[Dataset items]
- - - - - - -

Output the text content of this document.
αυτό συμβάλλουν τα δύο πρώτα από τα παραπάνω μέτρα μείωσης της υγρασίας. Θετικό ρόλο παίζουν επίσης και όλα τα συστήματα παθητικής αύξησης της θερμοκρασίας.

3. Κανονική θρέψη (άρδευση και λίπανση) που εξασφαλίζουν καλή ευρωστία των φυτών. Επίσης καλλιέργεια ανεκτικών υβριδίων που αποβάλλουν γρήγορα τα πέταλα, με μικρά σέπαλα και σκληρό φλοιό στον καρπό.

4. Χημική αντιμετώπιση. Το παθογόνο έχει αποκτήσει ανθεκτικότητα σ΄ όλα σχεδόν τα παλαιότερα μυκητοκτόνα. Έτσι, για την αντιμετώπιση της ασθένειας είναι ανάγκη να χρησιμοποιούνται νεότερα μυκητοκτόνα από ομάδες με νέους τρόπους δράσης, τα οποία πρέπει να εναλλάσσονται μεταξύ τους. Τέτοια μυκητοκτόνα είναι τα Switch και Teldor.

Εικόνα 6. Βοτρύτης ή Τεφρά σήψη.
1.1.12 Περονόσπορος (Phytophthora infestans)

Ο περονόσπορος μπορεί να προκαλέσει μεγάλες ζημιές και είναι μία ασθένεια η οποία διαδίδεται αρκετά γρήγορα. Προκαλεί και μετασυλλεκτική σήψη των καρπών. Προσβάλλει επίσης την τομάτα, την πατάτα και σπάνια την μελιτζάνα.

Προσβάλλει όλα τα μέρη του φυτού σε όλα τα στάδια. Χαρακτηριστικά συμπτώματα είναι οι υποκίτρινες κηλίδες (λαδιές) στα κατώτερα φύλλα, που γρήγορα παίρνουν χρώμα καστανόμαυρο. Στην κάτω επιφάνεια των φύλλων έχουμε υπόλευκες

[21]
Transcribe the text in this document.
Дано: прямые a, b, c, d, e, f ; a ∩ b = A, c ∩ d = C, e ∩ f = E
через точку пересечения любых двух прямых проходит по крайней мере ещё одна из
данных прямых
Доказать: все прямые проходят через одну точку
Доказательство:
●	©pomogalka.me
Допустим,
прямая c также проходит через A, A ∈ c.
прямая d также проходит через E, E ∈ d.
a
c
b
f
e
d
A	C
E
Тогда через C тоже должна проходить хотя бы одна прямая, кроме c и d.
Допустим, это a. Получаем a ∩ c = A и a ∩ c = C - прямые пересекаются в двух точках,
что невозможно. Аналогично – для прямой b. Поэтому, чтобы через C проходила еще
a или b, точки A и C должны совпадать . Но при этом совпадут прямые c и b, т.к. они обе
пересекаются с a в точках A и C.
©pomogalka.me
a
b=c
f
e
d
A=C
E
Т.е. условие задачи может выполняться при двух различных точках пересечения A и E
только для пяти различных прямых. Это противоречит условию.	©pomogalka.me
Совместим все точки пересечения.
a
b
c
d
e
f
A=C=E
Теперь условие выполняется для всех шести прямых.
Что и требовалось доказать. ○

- - - - - - -

§ **GOAL**
Copy each record from above without leaving any out.

§ **TASK OUTPUT**
Output the text content of this document.
αυτό συμβάλλουν τα δύο πρώτα από τα παραπάνω μέτρα μείωσης της υγρασίας. Θετικό ρόλο παίζουν επίσης και όλα τα συστήματα παθητικής αύξησης της θερμοκρασίας.

3. Κανονική θρέψη (άρδευση και λίπανση) που εξασφαλίζουν καλή ευρωστία των φυτών. Επίσης καλλιέργεια ανεκτικών υβριδίων που αποβάλλουν γρήγορα τα πέταλα, με μικρά σέπαλα και σκληρό φλοιό στον καρπό.

4. Χημική αντιμετώπιση. Το παθογόνο έχει αποκτήσει ανθεκτικότητα σ΄ όλα σχεδόν τα παλαιότερα μυκητοκτόνα. Έτσι, για την αντιμετώπιση της ασθένειας είναι ανάγκη να χρησιμοποιούνται νεότερα μυκητοκτόνα από ομάδες με νέους τρόπους δράσης, τα οποία πρέπει να εναλλάσσονται μεταξύ τους. Τέτοια μυκητοκτόνα είναι τα Switch και Teldor.

Εικόνα 6. Βοτρύτης ή Τεφρά σήψη.
1.1.12 Περονόσπορος (Phytophthora infestans)

Ο περονόσπορος μπορεί να προκαλέσει μεγάλες ζημιές και είναι μία ασθένεια η οποία διαδίδεται αρκετά γρήγορα. Προκαλεί και μετασυλλεκτική σήψη των καρπών. Προσβάλλει επίσης την τομάτα, την πατάτα και σπάνια την μελιτζάνα.

Προσβάλλει όλα τα μέρη του φυτού σε όλα τα στάδια. Χαρακτηριστικά συμπτώματα είναι οι υποκίτρινες κηλίδες (λαδιές) στα κατώτερα φύλλα, που γρήγορα παίρνουν χρώμα καστανόμαυρο. Στην κάτω επιφάνεια των φύλλων έχουμε υπόλευκες

[21]
Transcribe the text in this document.
Дано: прямые a, b, c, d, e, f ; a ∩ b = A, c ∩ d = C, e ∩ f = E
через точку пересечения любых двух прямых проходит по крайней мере ещё одна из
данных прямых
Доказать: все прямые проходят через одну точку
Доказательство:
●	©pomogalka.me
Допустим,
прямая c также проходит через A, A ∈ c.
прямая d также проходит через E, E ∈ d.
a
c
b
f
e
d
A	C
E
Тогда через C тоже должна проходить хотя бы одна прямая, кроме c и d.
Допустим, это a. Получаем a ∩ c = A и a ∩ c = C - прямые пересекаются в двух точках,
что невозможно. Аналогично – для прямой b. Поэтому, чтобы через C проходила еще
a или b, точки A и C должны совпадать . Но при этом совпадут прямые c и b, т.к. они обе
пересекаются с a в точках A и C.
©pomogalka.me
a
b=c
f
e
d
A=C
E
Т.е. условие задачи может выполняться при двух различных точках пересечения A и E
только для пяти различных прямых. Это противоречит условию.	©pomogalka.me
Совместим все точки пересечения.
a
b
c
d
e
f
A=C=E
Теперь условие выполняется для всех шести прямых.
Что и требовалось доказать. ○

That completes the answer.